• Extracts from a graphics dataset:
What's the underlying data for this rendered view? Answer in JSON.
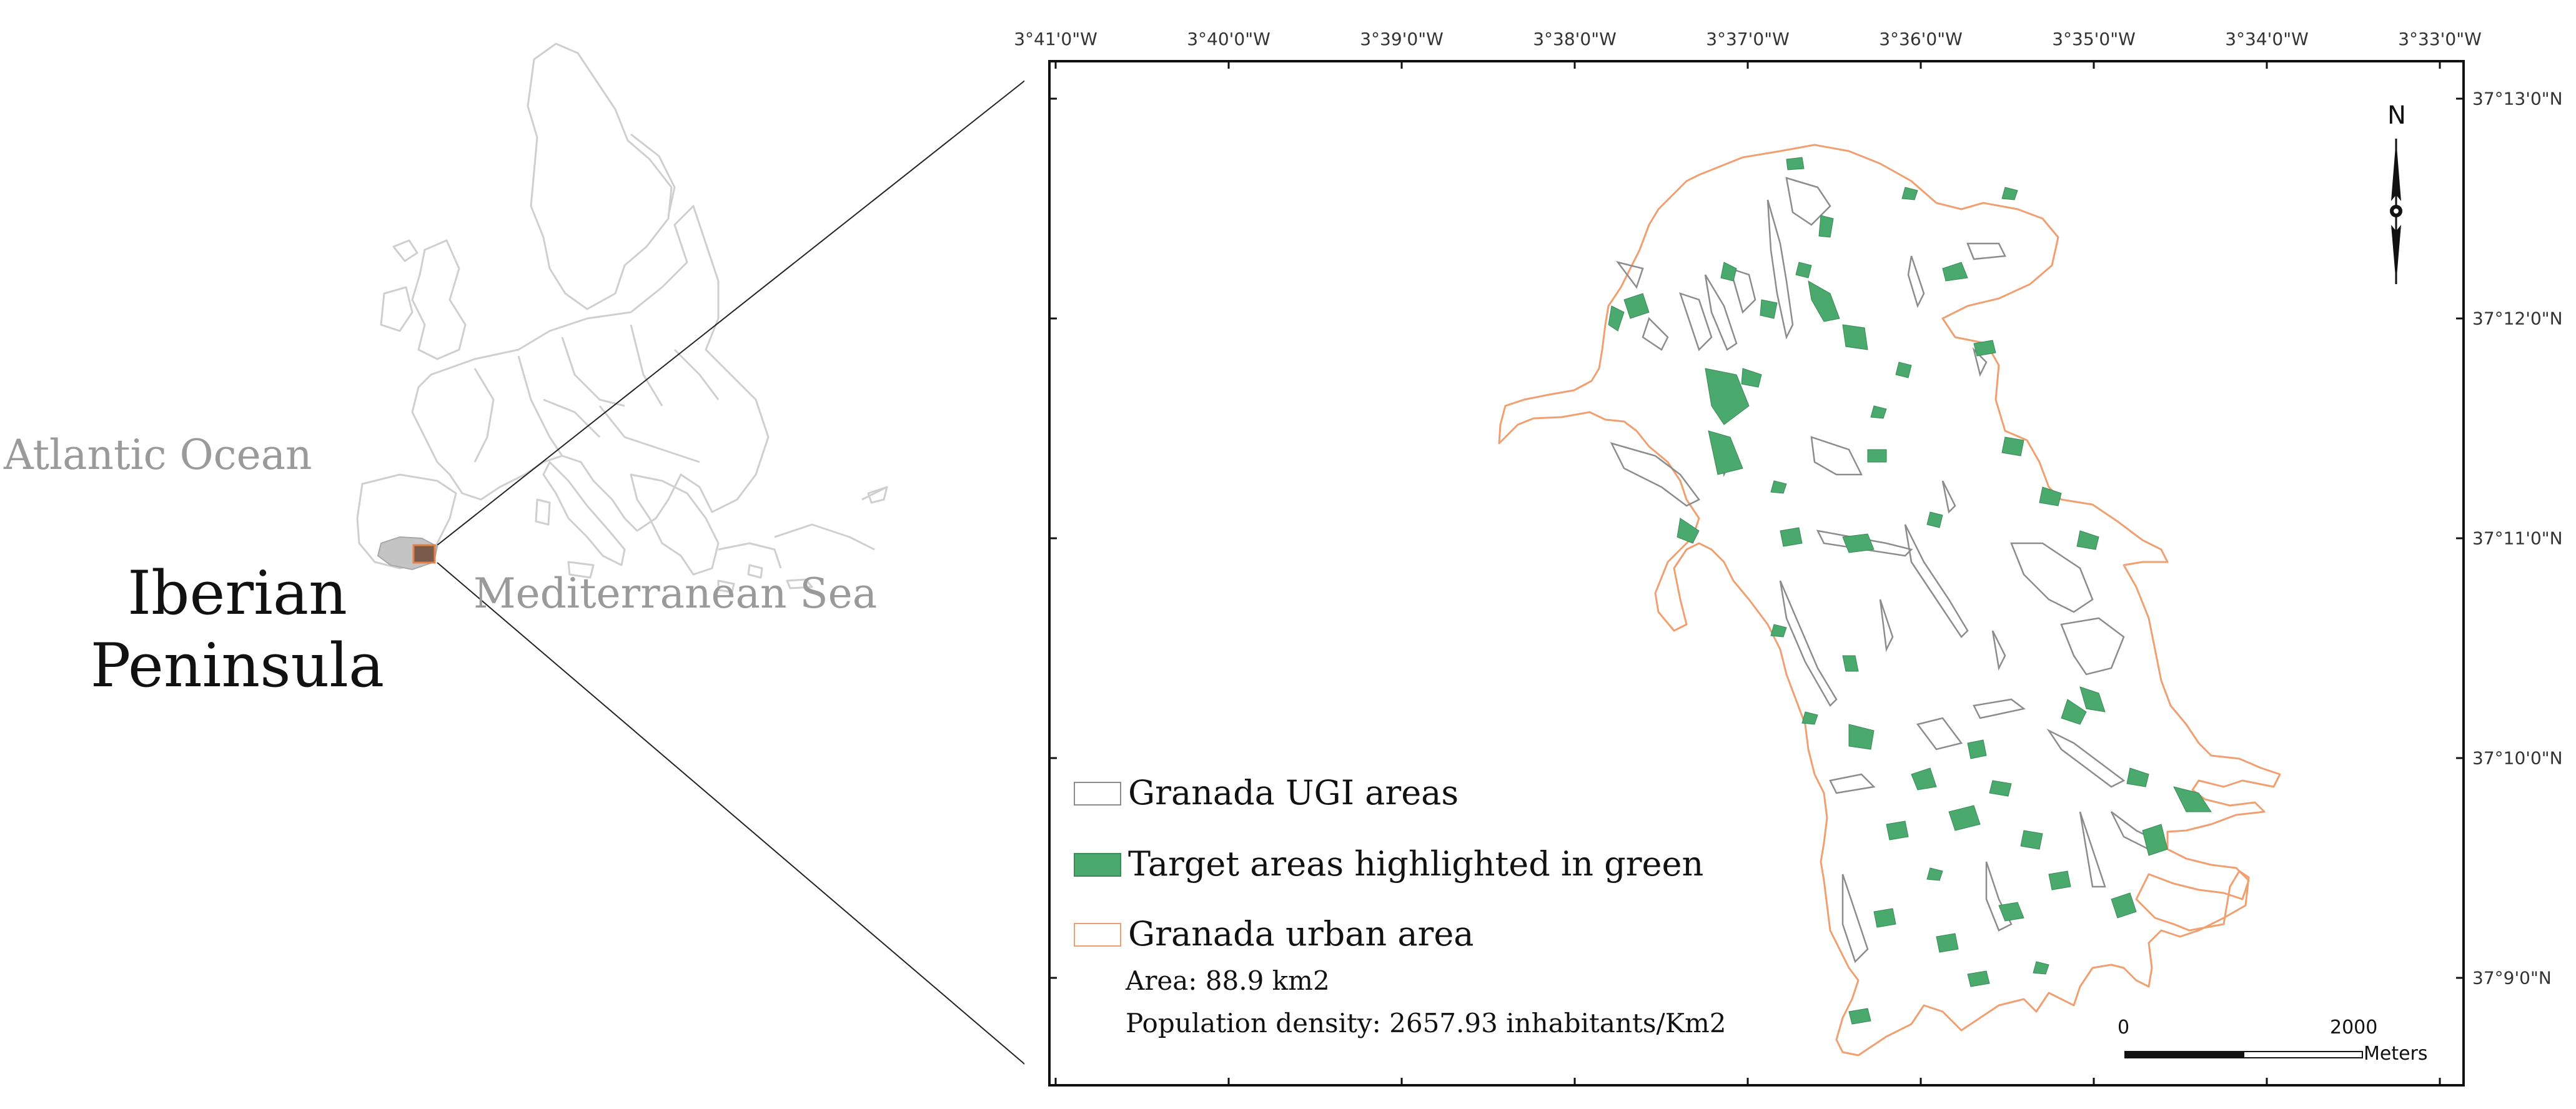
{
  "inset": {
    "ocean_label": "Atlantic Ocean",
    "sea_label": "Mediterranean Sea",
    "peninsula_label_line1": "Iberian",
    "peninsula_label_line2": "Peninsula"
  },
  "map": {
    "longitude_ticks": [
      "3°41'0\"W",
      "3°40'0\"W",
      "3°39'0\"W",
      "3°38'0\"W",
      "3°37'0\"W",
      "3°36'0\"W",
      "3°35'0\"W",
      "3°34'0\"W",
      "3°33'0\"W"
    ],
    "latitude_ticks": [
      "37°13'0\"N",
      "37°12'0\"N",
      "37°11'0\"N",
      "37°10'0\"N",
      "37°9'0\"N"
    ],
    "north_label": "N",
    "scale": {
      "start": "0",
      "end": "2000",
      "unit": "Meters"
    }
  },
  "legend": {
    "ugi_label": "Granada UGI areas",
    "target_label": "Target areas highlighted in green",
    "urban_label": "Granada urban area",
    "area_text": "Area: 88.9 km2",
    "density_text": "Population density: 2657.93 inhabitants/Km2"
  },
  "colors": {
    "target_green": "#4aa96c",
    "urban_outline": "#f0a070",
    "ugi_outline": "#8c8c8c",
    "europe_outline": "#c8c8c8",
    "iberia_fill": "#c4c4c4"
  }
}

• Objective:
Every record gets retyped exactly; no picture goes into the copy.

• Written answer:
What's the underlying data for this rendered view? Answer in JSON.
{
  "inset": {
    "ocean_label": "Atlantic Ocean",
    "sea_label": "Mediterranean Sea",
    "peninsula_label_line1": "Iberian",
    "peninsula_label_line2": "Peninsula"
  },
  "map": {
    "longitude_ticks": [
      "3°41'0\"W",
      "3°40'0\"W",
      "3°39'0\"W",
      "3°38'0\"W",
      "3°37'0\"W",
      "3°36'0\"W",
      "3°35'0\"W",
      "3°34'0\"W",
      "3°33'0\"W"
    ],
    "latitude_ticks": [
      "37°13'0\"N",
      "37°12'0\"N",
      "37°11'0\"N",
      "37°10'0\"N",
      "37°9'0\"N"
    ],
    "north_label": "N",
    "scale": {
      "start": "0",
      "end": "2000",
      "unit": "Meters"
    }
  },
  "legend": {
    "ugi_label": "Granada UGI areas",
    "target_label": "Target areas highlighted in green",
    "urban_label": "Granada urban area",
    "area_text": "Area: 88.9 km2",
    "density_text": "Population density: 2657.93 inhabitants/Km2"
  },
  "colors": {
    "target_green": "#4aa96c",
    "urban_outline": "#f0a070",
    "ugi_outline": "#8c8c8c",
    "europe_outline": "#c8c8c8",
    "iberia_fill": "#c4c4c4"
  }
}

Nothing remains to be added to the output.